◆ AIM ◆
Copy out all the records exactly.

◆ EXERCISE MATERIALS ◆
------------------------------------------------------------
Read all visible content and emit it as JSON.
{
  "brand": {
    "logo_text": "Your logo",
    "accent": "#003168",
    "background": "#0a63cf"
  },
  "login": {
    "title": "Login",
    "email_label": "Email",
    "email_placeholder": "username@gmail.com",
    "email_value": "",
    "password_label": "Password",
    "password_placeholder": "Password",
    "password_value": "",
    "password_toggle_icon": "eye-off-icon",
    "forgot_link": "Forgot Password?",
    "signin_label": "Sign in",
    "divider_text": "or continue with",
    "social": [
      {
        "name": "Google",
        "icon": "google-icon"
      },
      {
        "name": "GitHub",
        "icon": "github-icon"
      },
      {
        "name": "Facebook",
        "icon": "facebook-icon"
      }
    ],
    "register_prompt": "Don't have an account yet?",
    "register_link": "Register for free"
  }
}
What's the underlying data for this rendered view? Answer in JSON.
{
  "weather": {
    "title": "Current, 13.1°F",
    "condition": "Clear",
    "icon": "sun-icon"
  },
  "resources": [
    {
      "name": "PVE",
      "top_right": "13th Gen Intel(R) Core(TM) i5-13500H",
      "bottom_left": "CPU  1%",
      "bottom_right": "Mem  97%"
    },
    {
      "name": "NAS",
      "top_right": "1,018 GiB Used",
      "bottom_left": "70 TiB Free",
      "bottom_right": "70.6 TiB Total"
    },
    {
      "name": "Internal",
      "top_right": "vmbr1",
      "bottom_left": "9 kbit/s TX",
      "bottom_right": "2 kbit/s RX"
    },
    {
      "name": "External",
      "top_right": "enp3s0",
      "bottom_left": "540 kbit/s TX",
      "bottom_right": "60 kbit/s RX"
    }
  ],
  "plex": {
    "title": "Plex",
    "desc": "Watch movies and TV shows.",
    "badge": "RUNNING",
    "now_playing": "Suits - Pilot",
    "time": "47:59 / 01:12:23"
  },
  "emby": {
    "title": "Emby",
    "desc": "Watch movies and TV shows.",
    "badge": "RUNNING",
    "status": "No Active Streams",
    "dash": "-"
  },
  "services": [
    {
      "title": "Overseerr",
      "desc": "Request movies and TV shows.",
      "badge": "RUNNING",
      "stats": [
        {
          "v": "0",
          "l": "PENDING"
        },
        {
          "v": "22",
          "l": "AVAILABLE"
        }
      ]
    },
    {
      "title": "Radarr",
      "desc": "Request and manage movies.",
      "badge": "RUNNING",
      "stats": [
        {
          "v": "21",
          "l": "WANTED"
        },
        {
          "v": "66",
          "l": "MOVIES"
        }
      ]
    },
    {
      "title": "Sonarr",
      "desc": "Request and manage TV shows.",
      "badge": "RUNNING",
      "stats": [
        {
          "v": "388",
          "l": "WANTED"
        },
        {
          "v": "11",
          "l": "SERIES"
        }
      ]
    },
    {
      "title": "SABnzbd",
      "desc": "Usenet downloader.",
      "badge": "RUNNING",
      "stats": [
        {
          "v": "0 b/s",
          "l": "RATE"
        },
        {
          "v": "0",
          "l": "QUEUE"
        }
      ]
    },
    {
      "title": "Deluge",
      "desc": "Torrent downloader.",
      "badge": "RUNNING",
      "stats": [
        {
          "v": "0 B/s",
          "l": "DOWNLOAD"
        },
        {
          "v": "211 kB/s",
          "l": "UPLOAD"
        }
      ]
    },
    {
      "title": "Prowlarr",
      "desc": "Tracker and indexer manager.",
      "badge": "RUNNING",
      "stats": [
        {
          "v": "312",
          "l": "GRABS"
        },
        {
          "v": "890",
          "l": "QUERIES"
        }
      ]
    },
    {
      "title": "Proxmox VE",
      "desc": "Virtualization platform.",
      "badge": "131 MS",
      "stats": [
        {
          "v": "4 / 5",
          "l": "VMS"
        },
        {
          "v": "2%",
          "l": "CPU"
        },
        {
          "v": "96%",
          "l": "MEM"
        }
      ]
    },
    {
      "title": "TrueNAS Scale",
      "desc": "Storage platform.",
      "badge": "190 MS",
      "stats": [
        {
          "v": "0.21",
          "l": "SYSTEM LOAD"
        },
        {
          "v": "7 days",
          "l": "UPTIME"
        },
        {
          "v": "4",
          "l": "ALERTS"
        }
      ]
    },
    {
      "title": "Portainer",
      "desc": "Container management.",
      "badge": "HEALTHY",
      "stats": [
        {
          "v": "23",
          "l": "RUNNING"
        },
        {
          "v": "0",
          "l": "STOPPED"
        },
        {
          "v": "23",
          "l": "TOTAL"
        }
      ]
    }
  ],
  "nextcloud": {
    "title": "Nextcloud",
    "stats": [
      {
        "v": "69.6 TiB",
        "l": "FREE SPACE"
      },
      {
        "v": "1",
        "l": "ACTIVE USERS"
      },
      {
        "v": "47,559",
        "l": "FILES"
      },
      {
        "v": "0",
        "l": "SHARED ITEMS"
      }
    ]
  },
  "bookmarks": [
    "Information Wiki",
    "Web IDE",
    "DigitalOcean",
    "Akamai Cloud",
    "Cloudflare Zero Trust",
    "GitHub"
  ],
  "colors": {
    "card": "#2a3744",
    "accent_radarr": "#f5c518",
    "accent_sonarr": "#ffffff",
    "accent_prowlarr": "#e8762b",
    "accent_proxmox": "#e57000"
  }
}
------------------------------------------------------------
◆ EXERCISE ANSWER ◆
Read all visible content and emit it as JSON.
{
  "brand": {
    "logo_text": "Your logo",
    "accent": "#003168",
    "background": "#0a63cf"
  },
  "login": {
    "title": "Login",
    "email_label": "Email",
    "email_placeholder": "username@gmail.com",
    "email_value": "",
    "password_label": "Password",
    "password_placeholder": "Password",
    "password_value": "",
    "password_toggle_icon": "eye-off-icon",
    "forgot_link": "Forgot Password?",
    "signin_label": "Sign in",
    "divider_text": "or continue with",
    "social": [
      {
        "name": "Google",
        "icon": "google-icon"
      },
      {
        "name": "GitHub",
        "icon": "github-icon"
      },
      {
        "name": "Facebook",
        "icon": "facebook-icon"
      }
    ],
    "register_prompt": "Don't have an account yet?",
    "register_link": "Register for free"
  }
}
What's the underlying data for this rendered view? Answer in JSON.
{
  "weather": {
    "title": "Current, 13.1°F",
    "condition": "Clear",
    "icon": "sun-icon"
  },
  "resources": [
    {
      "name": "PVE",
      "top_right": "13th Gen Intel(R) Core(TM) i5-13500H",
      "bottom_left": "CPU  1%",
      "bottom_right": "Mem  97%"
    },
    {
      "name": "NAS",
      "top_right": "1,018 GiB Used",
      "bottom_left": "70 TiB Free",
      "bottom_right": "70.6 TiB Total"
    },
    {
      "name": "Internal",
      "top_right": "vmbr1",
      "bottom_left": "9 kbit/s TX",
      "bottom_right": "2 kbit/s RX"
    },
    {
      "name": "External",
      "top_right": "enp3s0",
      "bottom_left": "540 kbit/s TX",
      "bottom_right": "60 kbit/s RX"
    }
  ],
  "plex": {
    "title": "Plex",
    "desc": "Watch movies and TV shows.",
    "badge": "RUNNING",
    "now_playing": "Suits - Pilot",
    "time": "47:59 / 01:12:23"
  },
  "emby": {
    "title": "Emby",
    "desc": "Watch movies and TV shows.",
    "badge": "RUNNING",
    "status": "No Active Streams",
    "dash": "-"
  },
  "services": [
    {
      "title": "Overseerr",
      "desc": "Request movies and TV shows.",
      "badge": "RUNNING",
      "stats": [
        {
          "v": "0",
          "l": "PENDING"
        },
        {
          "v": "22",
          "l": "AVAILABLE"
        }
      ]
    },
    {
      "title": "Radarr",
      "desc": "Request and manage movies.",
      "badge": "RUNNING",
      "stats": [
        {
          "v": "21",
          "l": "WANTED"
        },
        {
          "v": "66",
          "l": "MOVIES"
        }
      ]
    },
    {
      "title": "Sonarr",
      "desc": "Request and manage TV shows.",
      "badge": "RUNNING",
      "stats": [
        {
          "v": "388",
          "l": "WANTED"
        },
        {
          "v": "11",
          "l": "SERIES"
        }
      ]
    },
    {
      "title": "SABnzbd",
      "desc": "Usenet downloader.",
      "badge": "RUNNING",
      "stats": [
        {
          "v": "0 b/s",
          "l": "RATE"
        },
        {
          "v": "0",
          "l": "QUEUE"
        }
      ]
    },
    {
      "title": "Deluge",
      "desc": "Torrent downloader.",
      "badge": "RUNNING",
      "stats": [
        {
          "v": "0 B/s",
          "l": "DOWNLOAD"
        },
        {
          "v": "211 kB/s",
          "l": "UPLOAD"
        }
      ]
    },
    {
      "title": "Prowlarr",
      "desc": "Tracker and indexer manager.",
      "badge": "RUNNING",
      "stats": [
        {
          "v": "312",
          "l": "GRABS"
        },
        {
          "v": "890",
          "l": "QUERIES"
        }
      ]
    },
    {
      "title": "Proxmox VE",
      "desc": "Virtualization platform.",
      "badge": "131 MS",
      "stats": [
        {
          "v": "4 / 5",
          "l": "VMS"
        },
        {
          "v": "2%",
          "l": "CPU"
        },
        {
          "v": "96%",
          "l": "MEM"
        }
      ]
    },
    {
      "title": "TrueNAS Scale",
      "desc": "Storage platform.",
      "badge": "190 MS",
      "stats": [
        {
          "v": "0.21",
          "l": "SYSTEM LOAD"
        },
        {
          "v": "7 days",
          "l": "UPTIME"
        },
        {
          "v": "4",
          "l": "ALERTS"
        }
      ]
    },
    {
      "title": "Portainer",
      "desc": "Container management.",
      "badge": "HEALTHY",
      "stats": [
        {
          "v": "23",
          "l": "RUNNING"
        },
        {
          "v": "0",
          "l": "STOPPED"
        },
        {
          "v": "23",
          "l": "TOTAL"
        }
      ]
    }
  ],
  "nextcloud": {
    "title": "Nextcloud",
    "stats": [
      {
        "v": "69.6 TiB",
        "l": "FREE SPACE"
      },
      {
        "v": "1",
        "l": "ACTIVE USERS"
      },
      {
        "v": "47,559",
        "l": "FILES"
      },
      {
        "v": "0",
        "l": "SHARED ITEMS"
      }
    ]
  },
  "bookmarks": [
    "Information Wiki",
    "Web IDE",
    "DigitalOcean",
    "Akamai Cloud",
    "Cloudflare Zero Trust",
    "GitHub"
  ],
  "colors": {
    "card": "#2a3744",
    "accent_radarr": "#f5c518",
    "accent_sonarr": "#ffffff",
    "accent_prowlarr": "#e8762b",
    "accent_proxmox": "#e57000"
  }
}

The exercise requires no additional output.